__Records shown__.
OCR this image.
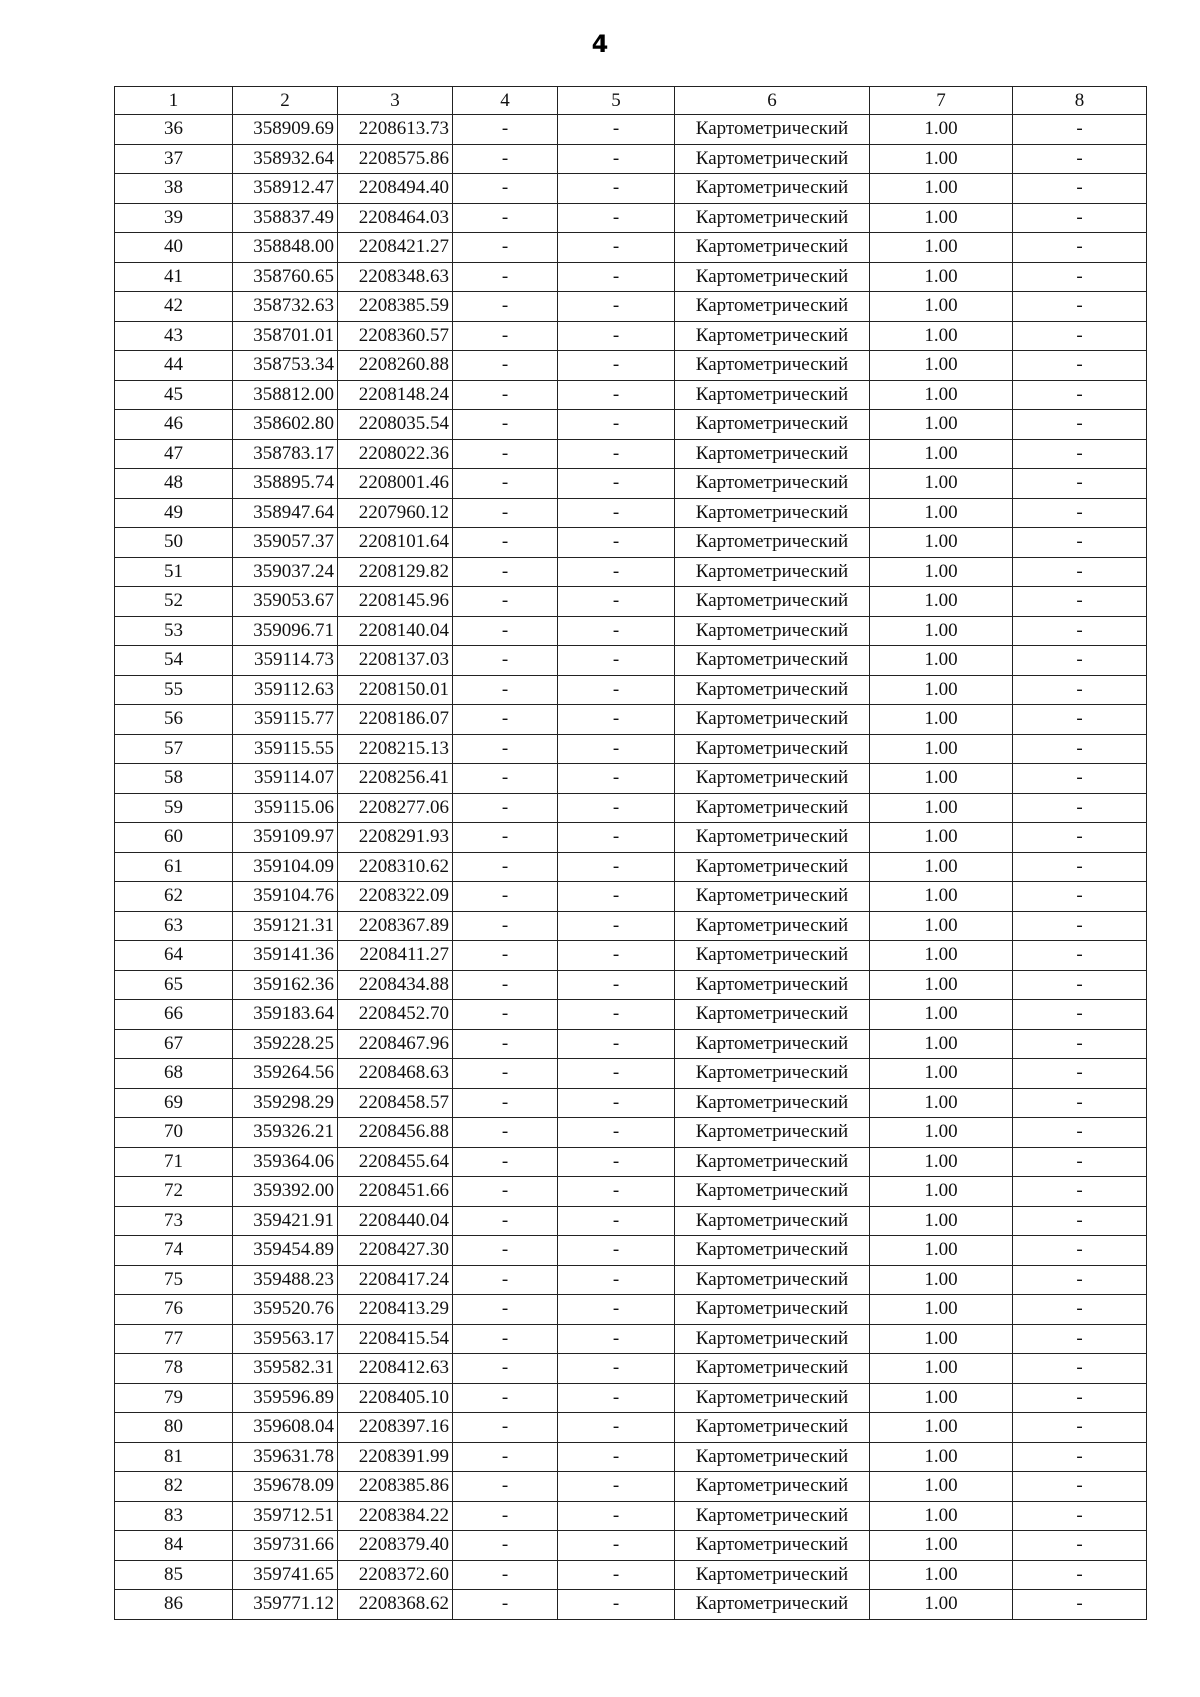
4
1	2	3	4	5	6	7	8
36	358909.69	2208613.73	-	-	Картометрический	1.00	-
37	358932.64	2208575.86	-	-	Картометрический	1.00	-
38	358912.47	2208494.40	-	-	Картометрический	1.00	-
39	358837.49	2208464.03	-	-	Картометрический	1.00	-
40	358848.00	2208421.27	-	-	Картометрический	1.00	-
41	358760.65	2208348.63	-	-	Картометрический	1.00	-
42	358732.63	2208385.59	-	-	Картометрический	1.00	-
43	358701.01	2208360.57	-	-	Картометрический	1.00	-
44	358753.34	2208260.88	-	-	Картометрический	1.00	-
45	358812.00	2208148.24	-	-	Картометрический	1.00	-
46	358602.80	2208035.54	-	-	Картометрический	1.00	-
47	358783.17	2208022.36	-	-	Картометрический	1.00	-
48	358895.74	2208001.46	-	-	Картометрический	1.00	-
49	358947.64	2207960.12	-	-	Картометрический	1.00	-
50	359057.37	2208101.64	-	-	Картометрический	1.00	-
51	359037.24	2208129.82	-	-	Картометрический	1.00	-
52	359053.67	2208145.96	-	-	Картометрический	1.00	-
53	359096.71	2208140.04	-	-	Картометрический	1.00	-
54	359114.73	2208137.03	-	-	Картометрический	1.00	-
55	359112.63	2208150.01	-	-	Картометрический	1.00	-
56	359115.77	2208186.07	-	-	Картометрический	1.00	-
57	359115.55	2208215.13	-	-	Картометрический	1.00	-
58	359114.07	2208256.41	-	-	Картометрический	1.00	-
59	359115.06	2208277.06	-	-	Картометрический	1.00	-
60	359109.97	2208291.93	-	-	Картометрический	1.00	-
61	359104.09	2208310.62	-	-	Картометрический	1.00	-
62	359104.76	2208322.09	-	-	Картометрический	1.00	-
63	359121.31	2208367.89	-	-	Картометрический	1.00	-
64	359141.36	2208411.27	-	-	Картометрический	1.00	-
65	359162.36	2208434.88	-	-	Картометрический	1.00	-
66	359183.64	2208452.70	-	-	Картометрический	1.00	-
67	359228.25	2208467.96	-	-	Картометрический	1.00	-
68	359264.56	2208468.63	-	-	Картометрический	1.00	-
69	359298.29	2208458.57	-	-	Картометрический	1.00	-
70	359326.21	2208456.88	-	-	Картометрический	1.00	-
71	359364.06	2208455.64	-	-	Картометрический	1.00	-
72	359392.00	2208451.66	-	-	Картометрический	1.00	-
73	359421.91	2208440.04	-	-	Картометрический	1.00	-
74	359454.89	2208427.30	-	-	Картометрический	1.00	-
75	359488.23	2208417.24	-	-	Картометрический	1.00	-
76	359520.76	2208413.29	-	-	Картометрический	1.00	-
77	359563.17	2208415.54	-	-	Картометрический	1.00	-
78	359582.31	2208412.63	-	-	Картометрический	1.00	-
79	359596.89	2208405.10	-	-	Картометрический	1.00	-
80	359608.04	2208397.16	-	-	Картометрический	1.00	-
81	359631.78	2208391.99	-	-	Картометрический	1.00	-
82	359678.09	2208385.86	-	-	Картометрический	1.00	-
83	359712.51	2208384.22	-	-	Картометрический	1.00	-
84	359731.66	2208379.40	-	-	Картометрический	1.00	-
85	359741.65	2208372.60	-	-	Картометрический	1.00	-
86	359771.12	2208368.62	-	-	Картометрический	1.00	-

__Requirements__. Transcribe each line above verbatim, with the pictures left out.

__Solution__.
OCR this image.
4
1	2	3	4	5	6	7	8
36	358909.69	2208613.73	-	-	Картометрический	1.00	-
37	358932.64	2208575.86	-	-	Картометрический	1.00	-
38	358912.47	2208494.40	-	-	Картометрический	1.00	-
39	358837.49	2208464.03	-	-	Картометрический	1.00	-
40	358848.00	2208421.27	-	-	Картометрический	1.00	-
41	358760.65	2208348.63	-	-	Картометрический	1.00	-
42	358732.63	2208385.59	-	-	Картометрический	1.00	-
43	358701.01	2208360.57	-	-	Картометрический	1.00	-
44	358753.34	2208260.88	-	-	Картометрический	1.00	-
45	358812.00	2208148.24	-	-	Картометрический	1.00	-
46	358602.80	2208035.54	-	-	Картометрический	1.00	-
47	358783.17	2208022.36	-	-	Картометрический	1.00	-
48	358895.74	2208001.46	-	-	Картометрический	1.00	-
49	358947.64	2207960.12	-	-	Картометрический	1.00	-
50	359057.37	2208101.64	-	-	Картометрический	1.00	-
51	359037.24	2208129.82	-	-	Картометрический	1.00	-
52	359053.67	2208145.96	-	-	Картометрический	1.00	-
53	359096.71	2208140.04	-	-	Картометрический	1.00	-
54	359114.73	2208137.03	-	-	Картометрический	1.00	-
55	359112.63	2208150.01	-	-	Картометрический	1.00	-
56	359115.77	2208186.07	-	-	Картометрический	1.00	-
57	359115.55	2208215.13	-	-	Картометрический	1.00	-
58	359114.07	2208256.41	-	-	Картометрический	1.00	-
59	359115.06	2208277.06	-	-	Картометрический	1.00	-
60	359109.97	2208291.93	-	-	Картометрический	1.00	-
61	359104.09	2208310.62	-	-	Картометрический	1.00	-
62	359104.76	2208322.09	-	-	Картометрический	1.00	-
63	359121.31	2208367.89	-	-	Картометрический	1.00	-
64	359141.36	2208411.27	-	-	Картометрический	1.00	-
65	359162.36	2208434.88	-	-	Картометрический	1.00	-
66	359183.64	2208452.70	-	-	Картометрический	1.00	-
67	359228.25	2208467.96	-	-	Картометрический	1.00	-
68	359264.56	2208468.63	-	-	Картометрический	1.00	-
69	359298.29	2208458.57	-	-	Картометрический	1.00	-
70	359326.21	2208456.88	-	-	Картометрический	1.00	-
71	359364.06	2208455.64	-	-	Картометрический	1.00	-
72	359392.00	2208451.66	-	-	Картометрический	1.00	-
73	359421.91	2208440.04	-	-	Картометрический	1.00	-
74	359454.89	2208427.30	-	-	Картометрический	1.00	-
75	359488.23	2208417.24	-	-	Картометрический	1.00	-
76	359520.76	2208413.29	-	-	Картометрический	1.00	-
77	359563.17	2208415.54	-	-	Картометрический	1.00	-
78	359582.31	2208412.63	-	-	Картометрический	1.00	-
79	359596.89	2208405.10	-	-	Картометрический	1.00	-
80	359608.04	2208397.16	-	-	Картометрический	1.00	-
81	359631.78	2208391.99	-	-	Картометрический	1.00	-
82	359678.09	2208385.86	-	-	Картометрический	1.00	-
83	359712.51	2208384.22	-	-	Картометрический	1.00	-
84	359731.66	2208379.40	-	-	Картометрический	1.00	-
85	359741.65	2208372.60	-	-	Картометрический	1.00	-
86	359771.12	2208368.62	-	-	Картометрический	1.00	-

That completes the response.